Given instruction:
Select all lines with the string "index" in them, and copy those lines.

Input records:
::::::::::

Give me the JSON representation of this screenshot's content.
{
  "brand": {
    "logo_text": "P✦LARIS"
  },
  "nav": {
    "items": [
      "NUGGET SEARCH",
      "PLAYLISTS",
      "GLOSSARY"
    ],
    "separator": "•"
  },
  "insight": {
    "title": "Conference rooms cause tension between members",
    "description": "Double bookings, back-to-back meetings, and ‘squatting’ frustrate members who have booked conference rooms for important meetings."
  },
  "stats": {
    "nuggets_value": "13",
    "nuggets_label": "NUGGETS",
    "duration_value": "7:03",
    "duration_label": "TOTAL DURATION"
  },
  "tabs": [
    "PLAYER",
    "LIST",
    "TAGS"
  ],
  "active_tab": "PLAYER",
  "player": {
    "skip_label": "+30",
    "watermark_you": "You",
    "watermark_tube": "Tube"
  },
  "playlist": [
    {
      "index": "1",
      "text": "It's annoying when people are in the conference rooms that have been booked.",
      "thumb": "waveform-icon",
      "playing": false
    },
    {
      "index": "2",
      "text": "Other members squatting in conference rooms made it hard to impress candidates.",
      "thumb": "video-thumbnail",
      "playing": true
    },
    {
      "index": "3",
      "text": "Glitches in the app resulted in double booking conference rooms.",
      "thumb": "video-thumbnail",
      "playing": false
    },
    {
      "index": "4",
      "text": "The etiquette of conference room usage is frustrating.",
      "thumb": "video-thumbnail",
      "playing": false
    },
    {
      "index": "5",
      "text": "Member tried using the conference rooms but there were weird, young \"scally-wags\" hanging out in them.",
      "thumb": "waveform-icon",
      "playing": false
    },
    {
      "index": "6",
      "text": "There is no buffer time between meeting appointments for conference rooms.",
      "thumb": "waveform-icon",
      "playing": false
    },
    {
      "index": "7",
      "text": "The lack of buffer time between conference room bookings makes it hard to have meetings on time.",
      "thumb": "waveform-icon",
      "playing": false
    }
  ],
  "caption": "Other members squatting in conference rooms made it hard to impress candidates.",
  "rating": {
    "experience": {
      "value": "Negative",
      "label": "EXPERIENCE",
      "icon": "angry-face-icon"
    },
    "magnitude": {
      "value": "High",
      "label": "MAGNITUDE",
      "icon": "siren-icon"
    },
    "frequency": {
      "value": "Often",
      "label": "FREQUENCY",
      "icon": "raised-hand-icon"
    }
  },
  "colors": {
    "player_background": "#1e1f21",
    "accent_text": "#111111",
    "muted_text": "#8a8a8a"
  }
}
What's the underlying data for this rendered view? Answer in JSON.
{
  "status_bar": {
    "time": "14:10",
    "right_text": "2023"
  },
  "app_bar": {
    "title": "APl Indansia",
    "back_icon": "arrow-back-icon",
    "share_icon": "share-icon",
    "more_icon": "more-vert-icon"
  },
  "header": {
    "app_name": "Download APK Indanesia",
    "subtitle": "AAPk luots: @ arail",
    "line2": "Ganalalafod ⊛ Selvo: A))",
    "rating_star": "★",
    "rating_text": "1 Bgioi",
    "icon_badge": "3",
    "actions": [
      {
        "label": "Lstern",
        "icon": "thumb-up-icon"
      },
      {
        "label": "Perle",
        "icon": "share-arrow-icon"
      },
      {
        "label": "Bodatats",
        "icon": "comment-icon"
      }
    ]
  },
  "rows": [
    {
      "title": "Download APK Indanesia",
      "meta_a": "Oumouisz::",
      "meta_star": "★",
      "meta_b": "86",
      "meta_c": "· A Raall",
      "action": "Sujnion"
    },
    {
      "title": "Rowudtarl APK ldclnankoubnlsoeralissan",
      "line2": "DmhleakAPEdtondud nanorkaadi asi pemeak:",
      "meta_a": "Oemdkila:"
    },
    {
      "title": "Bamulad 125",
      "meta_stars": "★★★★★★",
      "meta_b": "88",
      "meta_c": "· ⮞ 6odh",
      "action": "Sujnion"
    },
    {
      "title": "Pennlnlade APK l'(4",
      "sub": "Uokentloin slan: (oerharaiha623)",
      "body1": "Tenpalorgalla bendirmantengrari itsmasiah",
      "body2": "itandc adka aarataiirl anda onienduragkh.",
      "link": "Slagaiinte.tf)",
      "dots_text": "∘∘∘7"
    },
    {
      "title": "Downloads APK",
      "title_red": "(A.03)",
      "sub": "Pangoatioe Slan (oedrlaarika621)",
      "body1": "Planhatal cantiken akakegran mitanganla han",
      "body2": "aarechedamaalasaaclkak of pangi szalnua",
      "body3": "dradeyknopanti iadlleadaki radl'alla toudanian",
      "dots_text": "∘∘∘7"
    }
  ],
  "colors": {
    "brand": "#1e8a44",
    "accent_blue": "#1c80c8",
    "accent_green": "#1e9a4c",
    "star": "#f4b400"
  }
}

::::::::::

Solution to the exercise:
      "index": "1",
      "index": "2",
      "index": "3",
      "index": "4",
      "index": "5",
      "index": "6",
      "index": "7",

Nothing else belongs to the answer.